▶ Requirement
Reproduce the entries word for word, and omit any picture you find in them.
================
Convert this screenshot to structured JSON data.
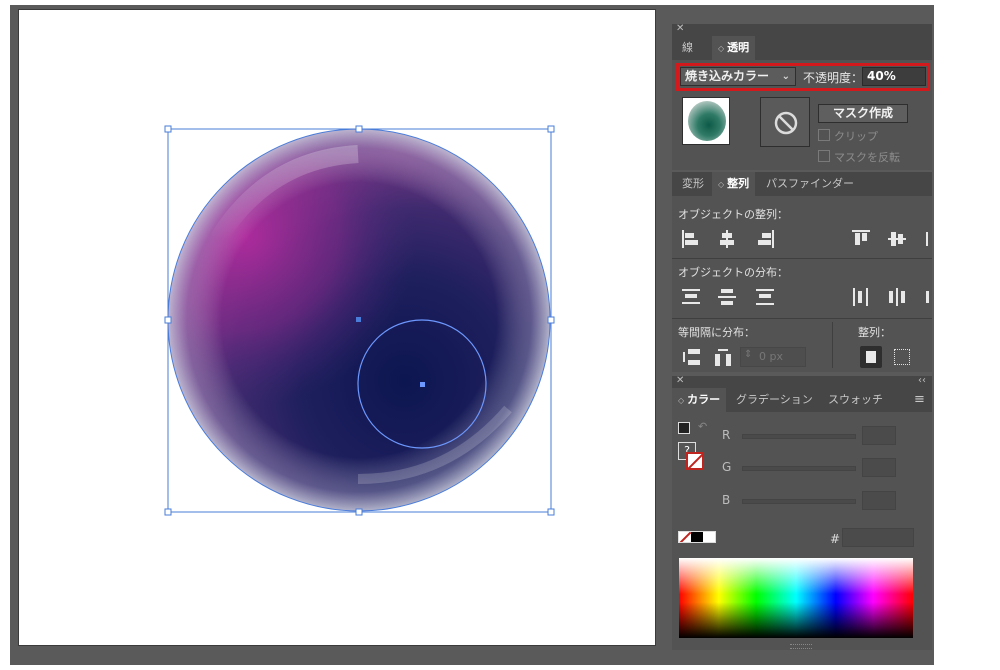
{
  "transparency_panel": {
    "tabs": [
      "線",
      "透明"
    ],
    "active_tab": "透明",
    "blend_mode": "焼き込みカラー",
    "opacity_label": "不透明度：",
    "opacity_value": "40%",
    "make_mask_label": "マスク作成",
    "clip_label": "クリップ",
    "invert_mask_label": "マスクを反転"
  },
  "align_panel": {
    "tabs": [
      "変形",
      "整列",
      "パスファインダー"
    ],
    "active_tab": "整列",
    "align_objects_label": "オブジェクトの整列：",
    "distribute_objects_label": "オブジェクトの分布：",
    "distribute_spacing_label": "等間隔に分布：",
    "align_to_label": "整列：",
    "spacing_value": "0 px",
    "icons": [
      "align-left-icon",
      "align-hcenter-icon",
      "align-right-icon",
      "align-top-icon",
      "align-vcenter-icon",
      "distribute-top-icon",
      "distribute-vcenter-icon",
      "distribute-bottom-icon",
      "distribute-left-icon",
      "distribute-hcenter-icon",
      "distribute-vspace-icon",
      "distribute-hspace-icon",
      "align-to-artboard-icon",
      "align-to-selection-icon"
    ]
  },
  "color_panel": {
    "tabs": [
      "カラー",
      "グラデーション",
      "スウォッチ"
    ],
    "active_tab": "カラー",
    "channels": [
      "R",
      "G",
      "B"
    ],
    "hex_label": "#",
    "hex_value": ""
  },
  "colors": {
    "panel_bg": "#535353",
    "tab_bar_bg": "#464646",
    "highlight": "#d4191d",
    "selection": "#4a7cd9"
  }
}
================
▶ Exercise answer
Convert this screenshot to structured JSON data.
{
  "transparency_panel": {
    "tabs": [
      "線",
      "透明"
    ],
    "active_tab": "透明",
    "blend_mode": "焼き込みカラー",
    "opacity_label": "不透明度：",
    "opacity_value": "40%",
    "make_mask_label": "マスク作成",
    "clip_label": "クリップ",
    "invert_mask_label": "マスクを反転"
  },
  "align_panel": {
    "tabs": [
      "変形",
      "整列",
      "パスファインダー"
    ],
    "active_tab": "整列",
    "align_objects_label": "オブジェクトの整列：",
    "distribute_objects_label": "オブジェクトの分布：",
    "distribute_spacing_label": "等間隔に分布：",
    "align_to_label": "整列：",
    "spacing_value": "0 px",
    "icons": [
      "align-left-icon",
      "align-hcenter-icon",
      "align-right-icon",
      "align-top-icon",
      "align-vcenter-icon",
      "distribute-top-icon",
      "distribute-vcenter-icon",
      "distribute-bottom-icon",
      "distribute-left-icon",
      "distribute-hcenter-icon",
      "distribute-vspace-icon",
      "distribute-hspace-icon",
      "align-to-artboard-icon",
      "align-to-selection-icon"
    ]
  },
  "color_panel": {
    "tabs": [
      "カラー",
      "グラデーション",
      "スウォッチ"
    ],
    "active_tab": "カラー",
    "channels": [
      "R",
      "G",
      "B"
    ],
    "hex_label": "#",
    "hex_value": ""
  },
  "colors": {
    "panel_bg": "#535353",
    "tab_bar_bg": "#464646",
    "highlight": "#d4191d",
    "selection": "#4a7cd9"
  }
}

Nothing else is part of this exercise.